● **Given passage**
▽
“I am as intelligent as you”. Here’s a formulation that has begun to invade a completely different construction, of the type “Much as I should like to come, I’m afraid I am otherwise engaged”. Now we find that the first “as” from the other phrase can be found in sentences that do not require it: “As painful as the David Blaine endurance ordeal must be for him …” (Daily Telegraph leader, 15 September 2003).
Until recently, the sentence would probably have run “Painful as the David Blaine endurance ordeal must be …” “To begin with, as hard as it may be for a supermarket-jaded city dweller to believe, ‘stone age’ hunter-gatherers are erudite botanists …” (Stephen Pinker, The Language Instinct, 1994, Penguin ed. p. 421).
Pinker writes well, if colloquially, and only irritates when deploying obvious Americanisms (like the ridiculous “around and around”). I am fairly sure that the redundant usage, “as hard as …” comes from America, where confusion between constructions is commonplace. Odd, though, that it has established itself, like a Japanese weed, so rapidly in our higher journalism.
But this construction appears to have evolved before the nineteenth century. I find an example of “as … as” in this sense dating from 1740: “As high as my expectation was raised, I confess, the magnificence of the city infinitely surpasses it”. (Thomas Gray writing to his mother from Rome, 2 April 1740). And John Wesley’s Dictionary (1753, two years before Johnson’s) has a preliminary “Note to the reader” that begins: “As incredible as it may appear, I must avow, that this dictionary is not published to get money …”.
△
● **Page layout parsing data**
▽
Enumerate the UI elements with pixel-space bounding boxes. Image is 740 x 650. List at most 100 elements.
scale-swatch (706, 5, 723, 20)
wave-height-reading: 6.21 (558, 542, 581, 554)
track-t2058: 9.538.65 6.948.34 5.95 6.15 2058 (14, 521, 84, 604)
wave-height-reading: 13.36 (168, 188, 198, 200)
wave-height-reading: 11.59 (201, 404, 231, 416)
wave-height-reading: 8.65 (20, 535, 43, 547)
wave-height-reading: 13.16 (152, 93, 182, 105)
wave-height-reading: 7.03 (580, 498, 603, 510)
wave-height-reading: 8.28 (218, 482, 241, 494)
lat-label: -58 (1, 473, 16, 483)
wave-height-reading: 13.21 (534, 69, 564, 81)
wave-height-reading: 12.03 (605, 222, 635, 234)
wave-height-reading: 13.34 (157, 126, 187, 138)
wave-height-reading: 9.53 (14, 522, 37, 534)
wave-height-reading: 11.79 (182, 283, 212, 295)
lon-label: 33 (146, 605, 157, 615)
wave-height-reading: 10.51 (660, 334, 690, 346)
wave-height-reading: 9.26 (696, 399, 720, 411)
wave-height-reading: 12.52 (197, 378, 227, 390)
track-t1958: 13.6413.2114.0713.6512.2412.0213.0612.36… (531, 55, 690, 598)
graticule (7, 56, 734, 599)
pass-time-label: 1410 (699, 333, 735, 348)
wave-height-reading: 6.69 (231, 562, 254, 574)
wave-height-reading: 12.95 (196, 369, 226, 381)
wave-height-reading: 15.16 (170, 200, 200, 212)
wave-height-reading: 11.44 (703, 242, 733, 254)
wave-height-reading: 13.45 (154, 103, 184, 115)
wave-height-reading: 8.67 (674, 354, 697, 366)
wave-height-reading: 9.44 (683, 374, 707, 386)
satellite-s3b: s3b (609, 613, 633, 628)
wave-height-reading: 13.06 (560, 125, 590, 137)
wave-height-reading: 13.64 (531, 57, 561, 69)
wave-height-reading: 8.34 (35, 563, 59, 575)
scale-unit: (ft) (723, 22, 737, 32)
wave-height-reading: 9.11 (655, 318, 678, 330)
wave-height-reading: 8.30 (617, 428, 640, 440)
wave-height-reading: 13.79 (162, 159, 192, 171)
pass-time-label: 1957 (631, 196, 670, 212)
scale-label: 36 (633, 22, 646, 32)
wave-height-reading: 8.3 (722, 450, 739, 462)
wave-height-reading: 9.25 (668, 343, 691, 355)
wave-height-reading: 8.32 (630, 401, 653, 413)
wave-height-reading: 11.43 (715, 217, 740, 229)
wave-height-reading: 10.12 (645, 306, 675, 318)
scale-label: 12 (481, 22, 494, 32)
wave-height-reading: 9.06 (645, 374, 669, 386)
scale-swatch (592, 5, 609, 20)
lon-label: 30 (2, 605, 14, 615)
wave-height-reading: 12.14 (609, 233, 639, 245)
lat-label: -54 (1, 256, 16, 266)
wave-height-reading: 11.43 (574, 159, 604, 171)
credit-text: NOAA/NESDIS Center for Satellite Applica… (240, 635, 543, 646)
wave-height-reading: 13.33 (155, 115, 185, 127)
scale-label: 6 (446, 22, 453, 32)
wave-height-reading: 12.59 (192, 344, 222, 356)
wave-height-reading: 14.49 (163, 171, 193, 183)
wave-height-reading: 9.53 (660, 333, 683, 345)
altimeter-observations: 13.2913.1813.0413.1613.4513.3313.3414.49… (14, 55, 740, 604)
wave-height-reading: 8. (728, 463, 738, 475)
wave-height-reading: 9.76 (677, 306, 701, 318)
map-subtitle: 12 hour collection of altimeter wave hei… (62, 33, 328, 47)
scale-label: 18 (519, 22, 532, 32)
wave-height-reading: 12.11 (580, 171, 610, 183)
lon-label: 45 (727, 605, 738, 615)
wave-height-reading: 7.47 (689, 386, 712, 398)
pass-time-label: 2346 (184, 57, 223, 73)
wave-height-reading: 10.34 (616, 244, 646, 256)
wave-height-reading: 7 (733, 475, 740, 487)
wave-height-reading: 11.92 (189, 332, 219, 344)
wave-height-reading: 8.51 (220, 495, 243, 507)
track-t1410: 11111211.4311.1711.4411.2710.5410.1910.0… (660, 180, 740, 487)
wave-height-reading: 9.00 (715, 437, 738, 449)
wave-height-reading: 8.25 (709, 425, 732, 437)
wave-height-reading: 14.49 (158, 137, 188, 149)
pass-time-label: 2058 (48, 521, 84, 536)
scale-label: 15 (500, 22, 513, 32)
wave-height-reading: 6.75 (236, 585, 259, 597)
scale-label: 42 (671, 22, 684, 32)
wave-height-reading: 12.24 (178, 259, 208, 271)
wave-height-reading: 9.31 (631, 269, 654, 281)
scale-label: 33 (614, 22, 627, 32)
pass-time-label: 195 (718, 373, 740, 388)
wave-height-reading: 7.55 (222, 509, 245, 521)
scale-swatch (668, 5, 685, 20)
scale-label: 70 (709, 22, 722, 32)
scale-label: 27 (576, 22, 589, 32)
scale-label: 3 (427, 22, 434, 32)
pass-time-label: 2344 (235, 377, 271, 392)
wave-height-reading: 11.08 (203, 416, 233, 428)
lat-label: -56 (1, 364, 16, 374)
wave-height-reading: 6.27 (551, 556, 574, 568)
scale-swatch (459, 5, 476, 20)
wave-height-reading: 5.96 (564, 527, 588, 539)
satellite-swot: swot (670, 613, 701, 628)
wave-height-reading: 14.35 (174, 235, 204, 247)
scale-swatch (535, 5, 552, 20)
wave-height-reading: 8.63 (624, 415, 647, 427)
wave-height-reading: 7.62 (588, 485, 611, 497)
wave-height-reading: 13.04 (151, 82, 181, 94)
△
● **Tasks to complete**
**a.** Decide whether each statement below agrees with the passage on the "as … as" construction, answering yes or no and quoting the words of the passage that settle it.
(i) The Daily Telegraph leader quoted in the passage is dated 15 September 2003.
(ii) The writer is fairly sure that the redundant usage "as hard as …" comes from Britain.
(iii) John Wesley's Dictionary appeared two years after Johnson's.
**b.** Reproduce the stretch of the passage on the "as … as" construction from "Until recently, the" through "ed. p. 421).", word for word.

● **Activity answers**
**a.**
(i) Yes: "(Daily Telegraph leader, 15 September 2003)".
(ii) No: "I am fairly sure that the redundant usage, “as hard as …” comes from America".
(iii) No: "(1753, two years before Johnson’s)".

**b.**
Until recently, the sentence would probably have run “Painful as the David Blaine endurance ordeal must be …” “To begin with, as hard as it may be for a supermarket-jaded city dweller to believe, ‘stone age’ hunter-gatherers are erudite botanists …” (Stephen Pinker, The Language Instinct, 1994, Penguin ed. p. 421).